**Source document**
····················

9 August 2019

Redeeming Men

My Mirror column:

The Malayalam film Kumbalangi Nights, now streaming on Amazon Prime, casts a warmly human look at 
not-so-eligible men -- while undercutting the ones we usually lionise.


Soubin Shahir, Shane Nigam and Sreenath Bhasi as brothers in Kumbalangi Nights
There's a scene midway through Kumbalangi Nights when an abashed son-in-law apologizes if he's put his mother-in-law to too much trouble by mentioning that he hasn't eaten pooris for a while. Then, still smiling under his perfectly trimmed moustache, Shammy pulls the protesting old lady to sit down in the chair next to him, calling out to his wife to serve her mother a poori. In a few minutes, the three women of the family are sitting down with him at the dining table. “In future, we should all eat together like this,” declares Shammy expansively.

····················

**Provided material**
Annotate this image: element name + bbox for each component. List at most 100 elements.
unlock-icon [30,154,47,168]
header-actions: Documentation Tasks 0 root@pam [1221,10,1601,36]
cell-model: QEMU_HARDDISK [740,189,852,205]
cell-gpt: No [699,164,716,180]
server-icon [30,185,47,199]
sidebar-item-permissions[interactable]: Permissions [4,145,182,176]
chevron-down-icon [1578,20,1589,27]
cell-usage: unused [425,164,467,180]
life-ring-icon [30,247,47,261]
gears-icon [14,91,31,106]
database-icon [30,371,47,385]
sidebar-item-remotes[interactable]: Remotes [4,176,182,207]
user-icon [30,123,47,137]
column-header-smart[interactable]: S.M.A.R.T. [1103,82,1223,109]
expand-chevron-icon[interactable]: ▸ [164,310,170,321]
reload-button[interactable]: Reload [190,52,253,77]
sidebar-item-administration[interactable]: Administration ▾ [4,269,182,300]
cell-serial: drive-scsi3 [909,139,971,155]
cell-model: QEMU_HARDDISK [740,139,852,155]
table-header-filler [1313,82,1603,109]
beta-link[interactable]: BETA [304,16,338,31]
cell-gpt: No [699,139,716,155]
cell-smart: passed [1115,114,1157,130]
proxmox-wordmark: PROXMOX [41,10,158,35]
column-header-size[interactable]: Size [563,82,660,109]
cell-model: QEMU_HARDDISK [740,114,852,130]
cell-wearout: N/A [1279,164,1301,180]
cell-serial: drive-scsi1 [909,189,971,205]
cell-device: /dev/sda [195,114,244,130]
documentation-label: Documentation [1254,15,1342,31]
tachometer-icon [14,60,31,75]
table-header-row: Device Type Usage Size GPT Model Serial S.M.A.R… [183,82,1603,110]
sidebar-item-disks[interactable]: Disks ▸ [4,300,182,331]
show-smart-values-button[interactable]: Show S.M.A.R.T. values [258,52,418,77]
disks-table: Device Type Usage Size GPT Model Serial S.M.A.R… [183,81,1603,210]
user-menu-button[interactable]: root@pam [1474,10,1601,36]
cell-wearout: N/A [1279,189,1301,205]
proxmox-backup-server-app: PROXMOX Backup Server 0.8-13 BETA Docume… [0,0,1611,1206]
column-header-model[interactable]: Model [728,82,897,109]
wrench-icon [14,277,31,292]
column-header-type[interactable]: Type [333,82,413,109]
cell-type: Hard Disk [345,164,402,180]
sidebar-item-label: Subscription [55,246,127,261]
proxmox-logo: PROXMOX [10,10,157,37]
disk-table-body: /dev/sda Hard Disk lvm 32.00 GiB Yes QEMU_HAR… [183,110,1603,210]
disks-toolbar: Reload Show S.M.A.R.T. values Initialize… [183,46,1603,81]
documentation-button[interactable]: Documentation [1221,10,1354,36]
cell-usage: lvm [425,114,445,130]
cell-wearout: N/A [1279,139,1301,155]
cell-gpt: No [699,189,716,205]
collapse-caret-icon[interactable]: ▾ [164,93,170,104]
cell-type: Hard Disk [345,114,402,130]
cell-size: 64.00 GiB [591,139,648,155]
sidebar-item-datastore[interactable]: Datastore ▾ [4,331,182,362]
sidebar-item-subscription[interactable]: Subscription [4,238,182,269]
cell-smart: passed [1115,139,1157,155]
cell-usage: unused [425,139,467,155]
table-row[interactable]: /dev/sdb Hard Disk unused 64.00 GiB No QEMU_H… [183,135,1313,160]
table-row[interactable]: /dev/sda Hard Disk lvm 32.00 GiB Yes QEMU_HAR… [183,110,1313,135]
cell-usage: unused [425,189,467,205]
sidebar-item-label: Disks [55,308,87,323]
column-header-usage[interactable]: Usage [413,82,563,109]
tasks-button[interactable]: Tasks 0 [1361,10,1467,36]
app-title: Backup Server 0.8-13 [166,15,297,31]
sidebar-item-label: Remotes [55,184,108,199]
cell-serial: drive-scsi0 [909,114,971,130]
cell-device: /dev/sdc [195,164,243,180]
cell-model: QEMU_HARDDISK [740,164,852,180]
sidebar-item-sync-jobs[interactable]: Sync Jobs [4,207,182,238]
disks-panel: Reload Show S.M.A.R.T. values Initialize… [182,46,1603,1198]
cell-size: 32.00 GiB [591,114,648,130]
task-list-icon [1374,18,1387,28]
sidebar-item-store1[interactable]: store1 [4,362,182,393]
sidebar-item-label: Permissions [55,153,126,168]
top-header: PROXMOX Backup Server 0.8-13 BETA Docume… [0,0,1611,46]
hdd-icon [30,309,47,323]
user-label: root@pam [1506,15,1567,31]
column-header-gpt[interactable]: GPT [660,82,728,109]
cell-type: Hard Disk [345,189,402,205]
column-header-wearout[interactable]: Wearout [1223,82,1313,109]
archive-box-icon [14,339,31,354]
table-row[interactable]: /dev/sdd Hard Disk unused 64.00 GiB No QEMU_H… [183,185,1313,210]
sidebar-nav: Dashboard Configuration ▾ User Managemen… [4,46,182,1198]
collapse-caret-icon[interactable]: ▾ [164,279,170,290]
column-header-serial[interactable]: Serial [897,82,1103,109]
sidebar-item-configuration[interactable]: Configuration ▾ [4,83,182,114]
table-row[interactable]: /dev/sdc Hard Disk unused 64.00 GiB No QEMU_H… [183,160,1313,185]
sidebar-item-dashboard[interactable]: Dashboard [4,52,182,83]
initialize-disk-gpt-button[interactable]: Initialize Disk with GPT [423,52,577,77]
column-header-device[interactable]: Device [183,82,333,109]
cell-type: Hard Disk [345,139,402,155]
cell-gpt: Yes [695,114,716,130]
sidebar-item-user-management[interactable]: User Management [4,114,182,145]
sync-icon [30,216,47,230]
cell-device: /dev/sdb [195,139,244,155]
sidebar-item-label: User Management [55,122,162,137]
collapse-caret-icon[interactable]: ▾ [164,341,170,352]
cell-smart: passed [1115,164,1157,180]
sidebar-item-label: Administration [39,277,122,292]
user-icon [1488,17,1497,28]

····················

**What is expected**
From the column on Kumbalangi Nights, reproduce word for word the stretch from "The Malayalam film" through "declares Shammy expansively.".

**Finished task**
The Malayalam film Kumbalangi Nights, now streaming on Amazon Prime, casts a warmly human look at 
not-so-eligible men -- while undercutting the ones we usually lionise.


Soubin Shahir, Shane Nigam and Sreenath Bhasi as brothers in Kumbalangi Nights
There's a scene midway through Kumbalangi Nights when an abashed son-in-law apologizes if he's put his mother-in-law to too much trouble by mentioning that he hasn't eaten pooris for a while. Then, still smiling under his perfectly trimmed moustache, Shammy pulls the protesting old lady to sit down in the chair next to him, calling out to his wife to serve her mother a poori. In a few minutes, the three women of the family are sitting down with him at the dining table. “In future, we should all eat together like this,” declares Shammy expansively.